**What to produce**. Read the lines below. Copy out any that hold the string "this".

**Data for the task**.
========

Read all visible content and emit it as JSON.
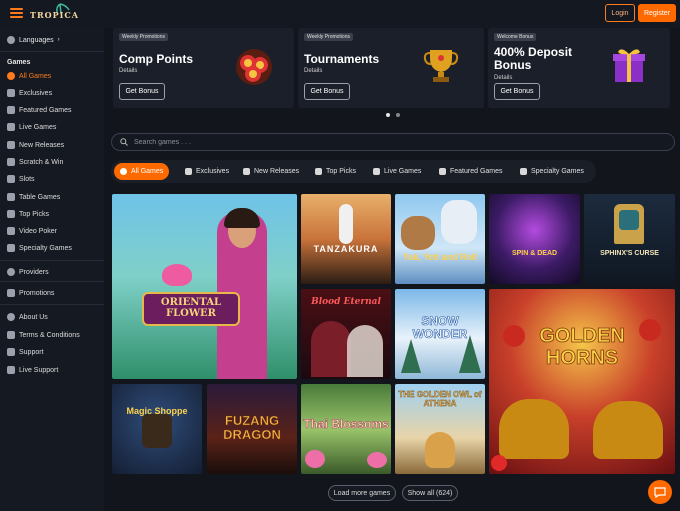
{
  "header": {
    "logo_text": "TROPICA",
    "login_label": "Login",
    "register_label": "Register"
  },
  "sidebar": {
    "languages_label": "Languages",
    "games_heading": "Games",
    "game_items": [
      {
        "label": "All Games",
        "icon": "horseshoe-icon"
      },
      {
        "label": "Exclusives",
        "icon": "star-icon"
      },
      {
        "label": "Featured Games",
        "icon": "flame-icon"
      },
      {
        "label": "Live Games",
        "icon": "live-icon"
      },
      {
        "label": "New Releases",
        "icon": "new-icon"
      },
      {
        "label": "Scratch & Win",
        "icon": "scratch-icon"
      },
      {
        "label": "Slots",
        "icon": "slots-icon"
      },
      {
        "label": "Table Games",
        "icon": "table-icon"
      },
      {
        "label": "Top Picks",
        "icon": "trophy-icon"
      },
      {
        "label": "Video Poker",
        "icon": "cards-icon"
      },
      {
        "label": "Specialty Games",
        "icon": "dice-icon"
      }
    ],
    "providers_label": "Providers",
    "promotions_label": "Promotions",
    "footer_items": [
      {
        "label": "About Us"
      },
      {
        "label": "Terms & Conditions"
      },
      {
        "label": "Support"
      },
      {
        "label": "Live Support"
      }
    ]
  },
  "promos": [
    {
      "tag": "Weekly Promotions",
      "title": "Comp Points",
      "details": "Details",
      "button": "Get Bonus",
      "icon": "coins-icon"
    },
    {
      "tag": "Weekly Promotions",
      "title": "Tournaments",
      "details": "Details",
      "button": "Get Bonus",
      "icon": "trophy-cup-icon"
    },
    {
      "tag": "Welcome Bonus",
      "title": "400% Deposit Bonus",
      "details": "Details",
      "button": "Get Bonus",
      "icon": "gift-box-icon"
    }
  ],
  "search": {
    "placeholder": "Search games . . ."
  },
  "tabs": [
    {
      "label": "All Games"
    },
    {
      "label": "Exclusives"
    },
    {
      "label": "New Releases"
    },
    {
      "label": "Top Picks"
    },
    {
      "label": "Live Games"
    },
    {
      "label": "Featured Games"
    },
    {
      "label": "Specialty Games"
    }
  ],
  "games": [
    {
      "title": "ORIENTAL FLOWER"
    },
    {
      "title": "TANZAKURA"
    },
    {
      "title": "Yak, Yeti and Roll"
    },
    {
      "title": "SPIN & DEAD"
    },
    {
      "title": "SPHINX'S CURSE"
    },
    {
      "title": "Blood Eternal"
    },
    {
      "title": "SNOW WONDER"
    },
    {
      "title": "GOLDEN HORNS"
    },
    {
      "title": "Magic Shoppe"
    },
    {
      "title": "FUZANG DRAGON"
    },
    {
      "title": "Thai Blossoms"
    },
    {
      "title": "THE GOLDEN OWL of ATHENA"
    }
  ],
  "pagination": {
    "load_more": "Load more games",
    "show_all": "Show all (624)"
  },
  "colors": {
    "accent": "#ff6a00",
    "bg": "#12151c",
    "card": "#1b1f29"
  }
}
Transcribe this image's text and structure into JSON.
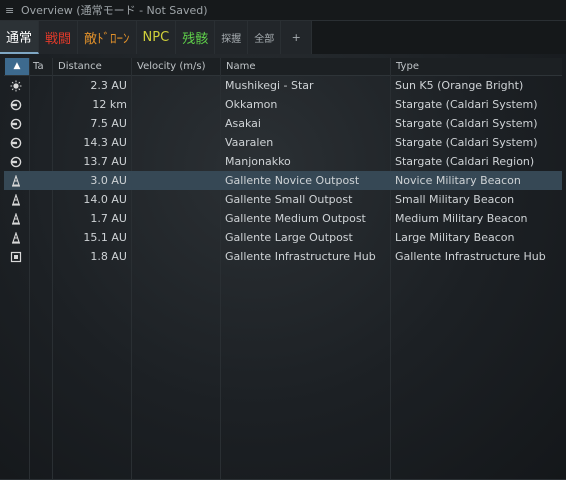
{
  "window": {
    "menu_icon": "hamburger-icon",
    "title": "Overview (通常モード - Not Saved)"
  },
  "tabs": [
    {
      "label": "通常",
      "color": "#ffffff",
      "active": true
    },
    {
      "label": "戦闘",
      "color": "#e23a2a"
    },
    {
      "label": "敵ﾄﾞﾛｰﾝ",
      "color": "#e0902a"
    },
    {
      "label": "NPC",
      "color": "#cfcf3a"
    },
    {
      "label": "残骸",
      "color": "#5fd04a"
    },
    {
      "label": "探握",
      "color": "#a7adb1",
      "small": true
    },
    {
      "label": "全部",
      "color": "#a7adb1",
      "small": true
    },
    {
      "label": "+",
      "color": "#a7adb1",
      "plus": true
    }
  ],
  "columns": {
    "sort_icon": "▲",
    "tag": "Ta",
    "distance": "Distance",
    "velocity": "Velocity (m/s)",
    "name": "Name",
    "type": "Type"
  },
  "rows": [
    {
      "icon": "sun-icon",
      "distance": "2.3 AU",
      "name": "Mushikegi - Star",
      "type": "Sun K5 (Orange Bright)"
    },
    {
      "icon": "stargate-icon",
      "distance": "12 km",
      "name": "Okkamon",
      "type": "Stargate (Caldari System)"
    },
    {
      "icon": "stargate-icon",
      "distance": "7.5 AU",
      "name": "Asakai",
      "type": "Stargate (Caldari System)"
    },
    {
      "icon": "stargate-icon",
      "distance": "14.3 AU",
      "name": "Vaaralen",
      "type": "Stargate (Caldari System)"
    },
    {
      "icon": "stargate-icon",
      "distance": "13.7 AU",
      "name": "Manjonakko",
      "type": "Stargate (Caldari Region)"
    },
    {
      "icon": "beacon-icon",
      "distance": "3.0 AU",
      "name": "Gallente Novice Outpost",
      "type": "Novice Military Beacon",
      "selected": true
    },
    {
      "icon": "beacon-icon",
      "distance": "14.0 AU",
      "name": "Gallente Small Outpost",
      "type": "Small Military Beacon"
    },
    {
      "icon": "beacon-icon",
      "distance": "1.7 AU",
      "name": "Gallente Medium Outpost",
      "type": "Medium Military Beacon"
    },
    {
      "icon": "beacon-icon",
      "distance": "15.1 AU",
      "name": "Gallente Large Outpost",
      "type": "Large Military Beacon"
    },
    {
      "icon": "infrastructure-hub-icon",
      "distance": "1.8 AU",
      "name": "Gallente Infrastructure Hub",
      "type": "Gallente Infrastructure Hub"
    }
  ]
}
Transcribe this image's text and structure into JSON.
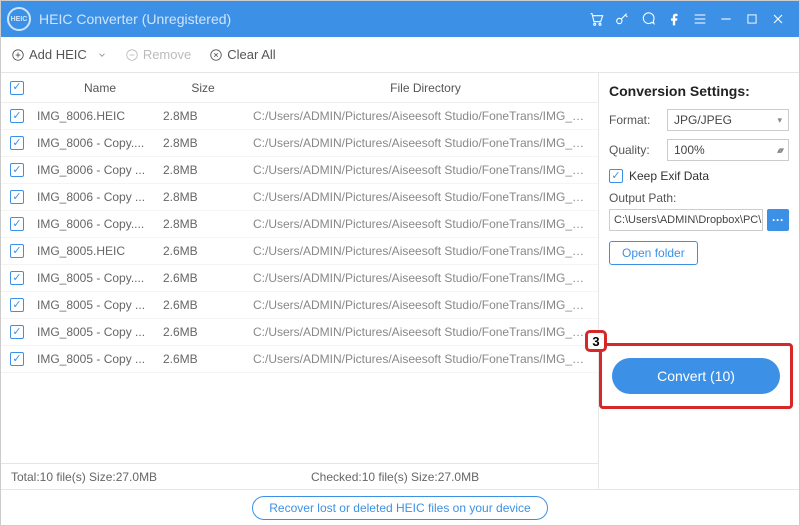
{
  "titlebar": {
    "title": "HEIC Converter (Unregistered)"
  },
  "toolbar": {
    "add_label": "Add HEIC",
    "remove_label": "Remove",
    "clear_label": "Clear All"
  },
  "columns": {
    "name": "Name",
    "size": "Size",
    "dir": "File Directory"
  },
  "files": [
    {
      "name": "IMG_8006.HEIC",
      "size": "2.8MB",
      "dir": "C:/Users/ADMIN/Pictures/Aiseesoft Studio/FoneTrans/IMG_80..."
    },
    {
      "name": "IMG_8006 - Copy....",
      "size": "2.8MB",
      "dir": "C:/Users/ADMIN/Pictures/Aiseesoft Studio/FoneTrans/IMG_80..."
    },
    {
      "name": "IMG_8006 - Copy ...",
      "size": "2.8MB",
      "dir": "C:/Users/ADMIN/Pictures/Aiseesoft Studio/FoneTrans/IMG_80..."
    },
    {
      "name": "IMG_8006 - Copy ...",
      "size": "2.8MB",
      "dir": "C:/Users/ADMIN/Pictures/Aiseesoft Studio/FoneTrans/IMG_80..."
    },
    {
      "name": "IMG_8006 - Copy....",
      "size": "2.8MB",
      "dir": "C:/Users/ADMIN/Pictures/Aiseesoft Studio/FoneTrans/IMG_80..."
    },
    {
      "name": "IMG_8005.HEIC",
      "size": "2.6MB",
      "dir": "C:/Users/ADMIN/Pictures/Aiseesoft Studio/FoneTrans/IMG_80..."
    },
    {
      "name": "IMG_8005 - Copy....",
      "size": "2.6MB",
      "dir": "C:/Users/ADMIN/Pictures/Aiseesoft Studio/FoneTrans/IMG_80..."
    },
    {
      "name": "IMG_8005 - Copy ...",
      "size": "2.6MB",
      "dir": "C:/Users/ADMIN/Pictures/Aiseesoft Studio/FoneTrans/IMG_80..."
    },
    {
      "name": "IMG_8005 - Copy ...",
      "size": "2.6MB",
      "dir": "C:/Users/ADMIN/Pictures/Aiseesoft Studio/FoneTrans/IMG_80..."
    },
    {
      "name": "IMG_8005 - Copy ...",
      "size": "2.6MB",
      "dir": "C:/Users/ADMIN/Pictures/Aiseesoft Studio/FoneTrans/IMG_80..."
    }
  ],
  "status": {
    "total": "Total:10 file(s) Size:27.0MB",
    "checked": "Checked:10 file(s) Size:27.0MB"
  },
  "settings": {
    "heading": "Conversion Settings:",
    "format_label": "Format:",
    "format_value": "JPG/JPEG",
    "quality_label": "Quality:",
    "quality_value": "100%",
    "keep_exif": "Keep Exif Data",
    "output_label": "Output Path:",
    "output_value": "C:\\Users\\ADMIN\\Dropbox\\PC\\",
    "browse": "···",
    "open_folder": "Open folder",
    "convert_label": "Convert (10)"
  },
  "callout": "3",
  "footer": {
    "recover": "Recover lost or deleted HEIC files on your device"
  }
}
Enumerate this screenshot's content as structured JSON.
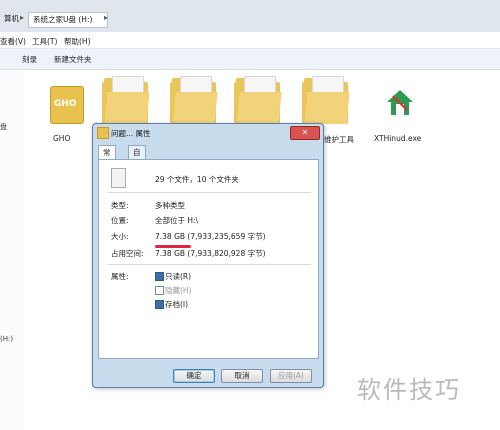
{
  "explorer": {
    "breadcrumb": [
      "算机",
      "系统之家U盘 (H:)"
    ],
    "menu": [
      "查看(V)",
      "工具(T)",
      "帮助(H)"
    ],
    "toolbar": [
      "刻录",
      "新建文件夹"
    ],
    "nav_labels": [
      "盘",
      "(H:)"
    ],
    "files": [
      {
        "name": "GHO",
        "type": "gho"
      },
      {
        "name": "",
        "type": "folder"
      },
      {
        "name": "",
        "type": "folder"
      },
      {
        "name": "",
        "type": "folder"
      },
      {
        "name": "维护工具",
        "type": "folder"
      },
      {
        "name": "XTHinud.exe",
        "type": "exe"
      }
    ]
  },
  "dialog": {
    "title": "问题... 属性",
    "close_label": "✕",
    "tabs": [
      "常规",
      "自定义"
    ],
    "summary": "29 个文件，10 个文件夹",
    "fields": [
      {
        "label": "类型:",
        "value": "多种类型"
      },
      {
        "label": "位置:",
        "value": "全部位于 H:\\"
      },
      {
        "label": "大小:",
        "value": "7.38 GB (7,933,235,659 字节)"
      },
      {
        "label": "占用空间:",
        "value": "7.38 GB (7,933,820,928 字节)"
      }
    ],
    "attributes_label": "属性:",
    "attributes": [
      {
        "label": "只读(R)",
        "checked": true
      },
      {
        "label": "隐藏(H)",
        "checked": false
      },
      {
        "label": "存档(I)",
        "checked": true
      }
    ],
    "buttons": {
      "ok": "确定",
      "cancel": "取消",
      "apply": "应用(A)"
    }
  },
  "watermark": "软件技巧",
  "colors": {
    "accent": "#3c7fb1",
    "highlight_line": "#e0263f"
  }
}
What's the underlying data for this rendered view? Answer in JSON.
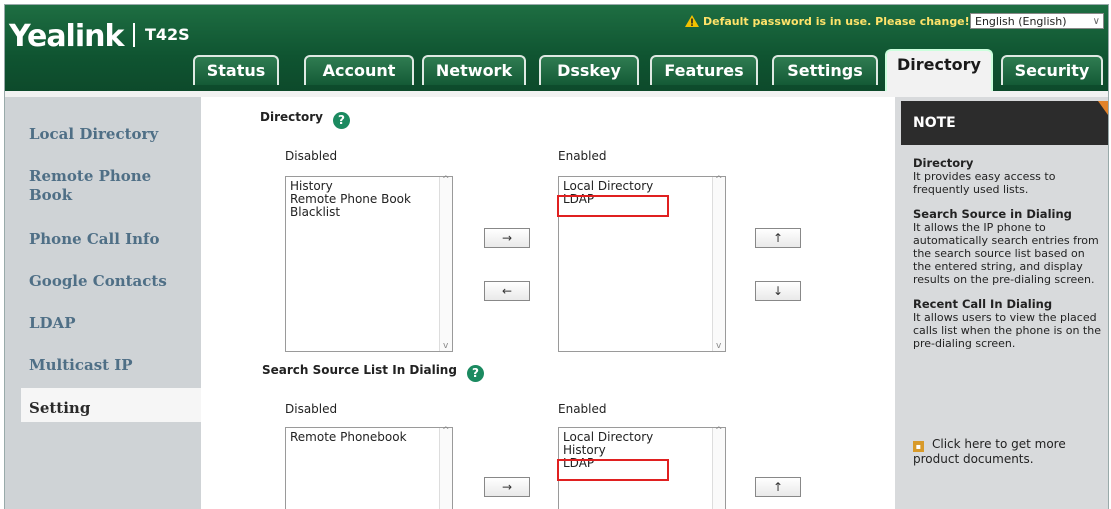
{
  "header": {
    "logo": "Yealink",
    "model": "T42S",
    "warning": "Default password is in use. Please change!",
    "language": "English (English)"
  },
  "tabs": [
    {
      "label": "Status"
    },
    {
      "label": "Account"
    },
    {
      "label": "Network"
    },
    {
      "label": "Dsskey"
    },
    {
      "label": "Features"
    },
    {
      "label": "Settings"
    },
    {
      "label": "Directory",
      "active": true
    },
    {
      "label": "Security"
    }
  ],
  "sidebar": {
    "items": [
      {
        "label": "Local Directory"
      },
      {
        "label": "Remote Phone Book"
      },
      {
        "label": "Phone Call Info"
      },
      {
        "label": "Google Contacts"
      },
      {
        "label": "LDAP"
      },
      {
        "label": "Multicast IP"
      },
      {
        "label": "Setting",
        "active": true
      }
    ]
  },
  "directory": {
    "title": "Directory",
    "disabled_label": "Disabled",
    "enabled_label": "Enabled",
    "disabled": [
      "History",
      "Remote Phone Book",
      "Blacklist"
    ],
    "enabled": [
      "Local Directory",
      "LDAP"
    ],
    "move_right": "→",
    "move_left": "←",
    "move_up": "↑",
    "move_down": "↓"
  },
  "search": {
    "title": "Search Source List In Dialing",
    "disabled_label": "Disabled",
    "enabled_label": "Enabled",
    "disabled": [
      "Remote Phonebook"
    ],
    "enabled": [
      "Local Directory",
      "History",
      "LDAP"
    ],
    "move_right": "→",
    "move_up": "↑"
  },
  "note": {
    "title": "NOTE",
    "sections": [
      {
        "heading": "Directory",
        "text": "It provides easy access to frequently used lists."
      },
      {
        "heading": "Search Source in Dialing",
        "text": "It allows the IP phone to automatically search entries from the search source list based on the entered string, and display results on the pre-dialing screen."
      },
      {
        "heading": "Recent Call In Dialing",
        "text": "It allows users to view the placed calls list when the phone is on the pre-dialing screen."
      }
    ],
    "link": "Click here to get more product documents."
  },
  "colors": {
    "header_green": "#0f5431",
    "nav_text": "#4f6f86",
    "highlight_red": "#e02020",
    "help_green": "#1b8a60"
  }
}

========

**The output**.
Transcribe this image's text and structure into JSON.
Transcribe this image's text and structure into JSON.
Enumerate this screenshot's content as structured JSON.
What's the underlying data for this rendered view? Answer in JSON.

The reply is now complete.